* PROBLEM TO WORK ON *
Find the word "并应试验合格" in the data. Return every line where it appears.
----- INFORMATION PROVIDED -----
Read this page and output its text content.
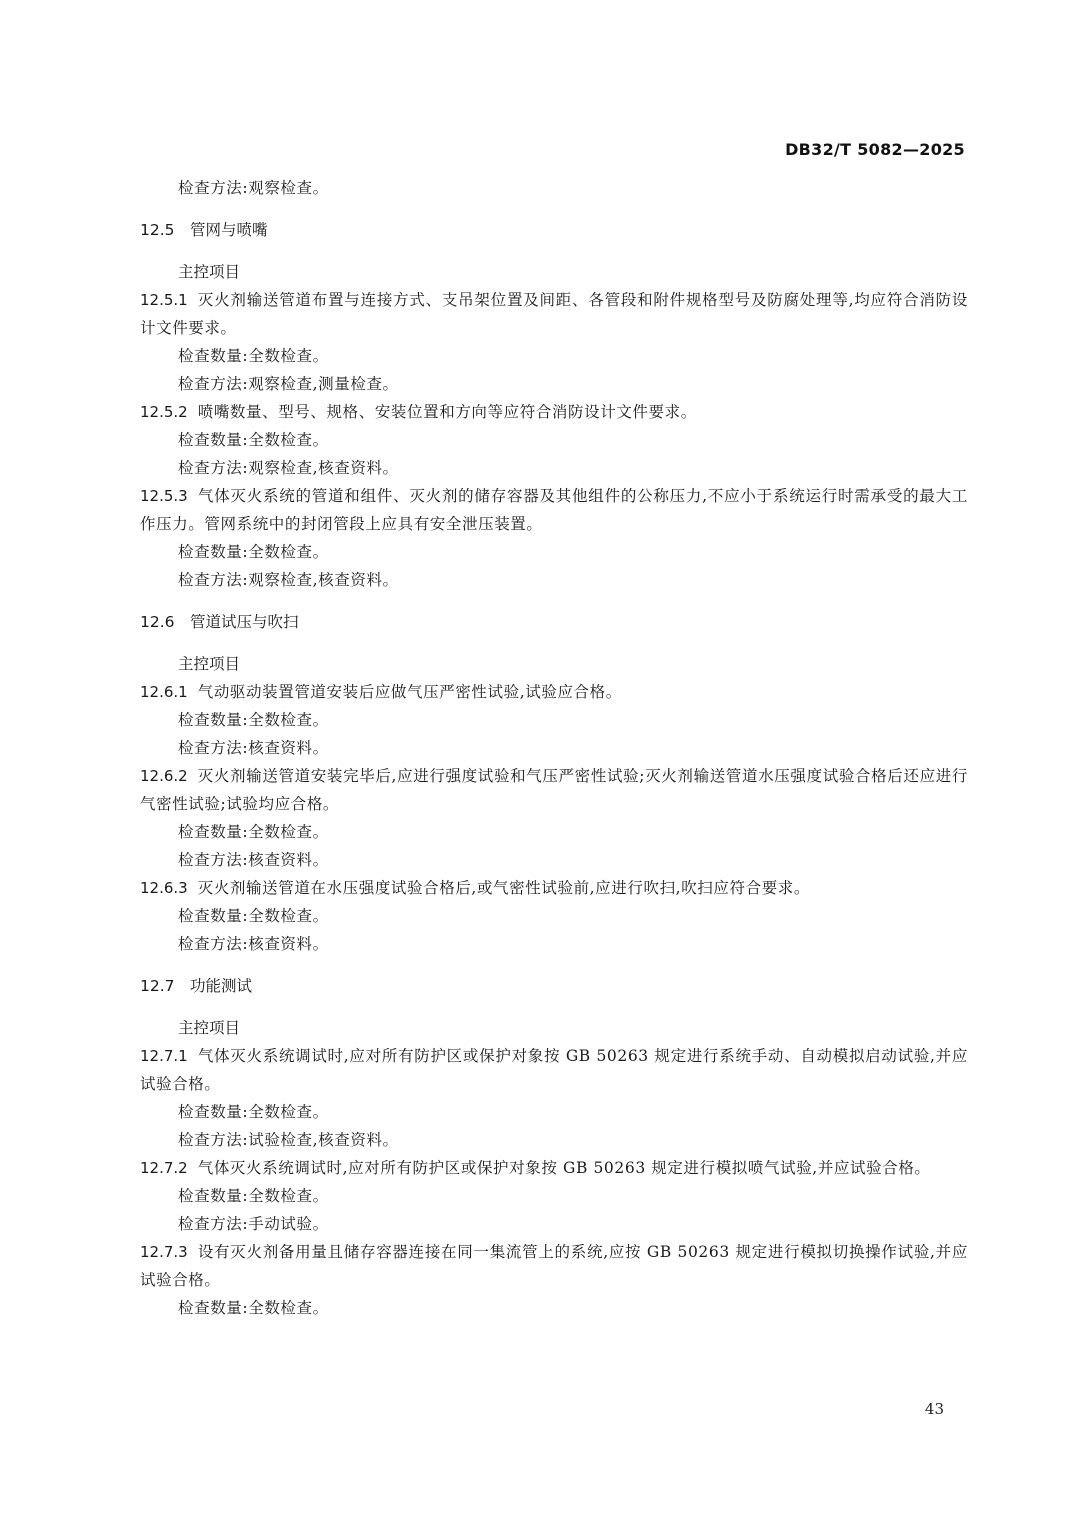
DB32/T 5082—2025

检查方法:观察检查。

12.5 管网与喷嘴

主控项目

12.5.1 灭火剂输送管道布置与连接方式、支吊架位置及间距、各管段和附件规格型号及防腐处理等,均应符合消防设计文件要求。

检查数量:全数检查。

检查方法:观察检查,测量检查。

12.5.2 喷嘴数量、型号、规格、安装位置和方向等应符合消防设计文件要求。

检查数量:全数检查。

检查方法:观察检查,核查资料。

12.5.3 气体灭火系统的管道和组件、灭火剂的储存容器及其他组件的公称压力,不应小于系统运行时需承受的最大工作压力。管网系统中的封闭管段上应具有安全泄压装置。

检查数量:全数检查。

检查方法:观察检查,核查资料。

12.6 管道试压与吹扫

主控项目

12.6.1 气动驱动装置管道安装后应做气压严密性试验,试验应合格。

检查数量:全数检查。

检查方法:核查资料。

12.6.2 灭火剂输送管道安装完毕后,应进行强度试验和气压严密性试验;灭火剂输送管道水压强度试验合格后还应进行气密性试验;试验均应合格。

检查数量:全数检查。

检查方法:核查资料。

12.6.3 灭火剂输送管道在水压强度试验合格后,或气密性试验前,应进行吹扫,吹扫应符合要求。

检查数量:全数检查。

检查方法:核查资料。

12.7 功能测试

主控项目

12.7.1 气体灭火系统调试时,应对所有防护区或保护对象按 GB 50263 规定进行系统手动、自动模拟启动试验,并应试验合格。

检查数量:全数检查。

检查方法:试验检查,核查资料。

12.7.2 气体灭火系统调试时,应对所有防护区或保护对象按 GB 50263 规定进行模拟喷气试验,并应试验合格。

检查数量:全数检查。

检查方法:手动试验。

12.7.3 设有灭火剂备用量且储存容器连接在同一集流管上的系统,应按 GB 50263 规定进行模拟切换操作试验,并应试验合格。

检查数量:全数检查。

43
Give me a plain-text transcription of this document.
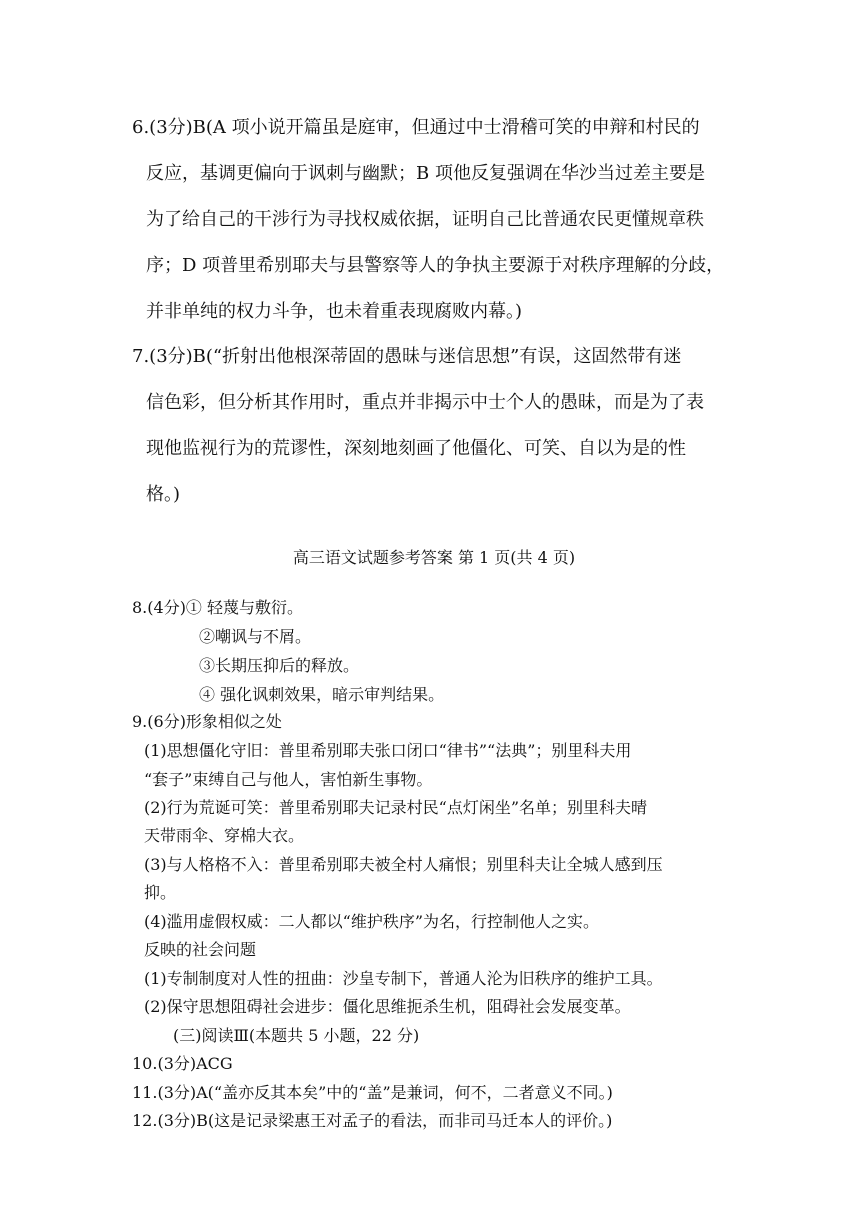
6.(3分)B(A 项小说开篇虽是庭审，但通过中士滑稽可笑的申辩和村民的
反应，基调更偏向于讽刺与幽默；B 项他反复强调在华沙当过差主要是
为了给自己的干涉行为寻找权威依据，证明自己比普通农民更懂规章秩
序；D 项普里希别耶夫与县警察等人的争执主要源于对秩序理解的分歧，
并非单纯的权力斗争，也未着重表现腐败内幕。)
7.(3分)B(“折射出他根深蒂固的愚昧与迷信思想”有误，这固然带有迷
信色彩，但分析其作用时，重点并非揭示中士个人的愚昧，而是为了表
现他监视行为的荒谬性，深刻地刻画了他僵化、可笑、自以为是的性
格。)
高三语文试题参考答案 第 1 页(共 4 页)
8.(4分)① 轻蔑与敷衍。
②嘲讽与不屑。
③长期压抑后的释放。
④ 强化讽刺效果，暗示审判结果。
9.(6分)形象相似之处
(1)思想僵化守旧：普里希别耶夫张口闭口“律书”“法典”；别里科夫用
“套子”束缚自己与他人，害怕新生事物。
(2)行为荒诞可笑：普里希别耶夫记录村民“点灯闲坐”名单；别里科夫晴
天带雨伞、穿棉大衣。
(3)与人格格不入：普里希别耶夫被全村人痛恨；别里科夫让全城人感到压
抑。
(4)滥用虚假权威：二人都以“维护秩序”为名，行控制他人之实。
反映的社会问题
(1)专制制度对人性的扭曲：沙皇专制下，普通人沦为旧秩序的维护工具。
(2)保守思想阻碍社会进步：僵化思维扼杀生机，阻碍社会发展变革。
(三)阅读Ⅲ(本题共 5 小题，22 分)
10.(3分)ACG
11.(3分)A(“盖亦反其本矣”中的“盖”是兼词，何不，二者意义不同。)
12.(3分)B(这是记录梁惠王对孟子的看法，而非司马迁本人的评价。)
-----
* RESULT OF THIS EXERCISE *
12.7.1 气体灭火系统调试时,应对所有防护区或保护对象按 GB 50263 规定进行系统手动、自动模拟启动试验,并应试验合格。
12.7.2 气体灭火系统调试时,应对所有防护区或保护对象按 GB 50263 规定进行模拟喷气试验,并应试验合格。
12.7.3 设有灭火剂备用量且储存容器连接在同一集流管上的系统,应按 GB 50263 规定进行模拟切换操作试验,并应试验合格。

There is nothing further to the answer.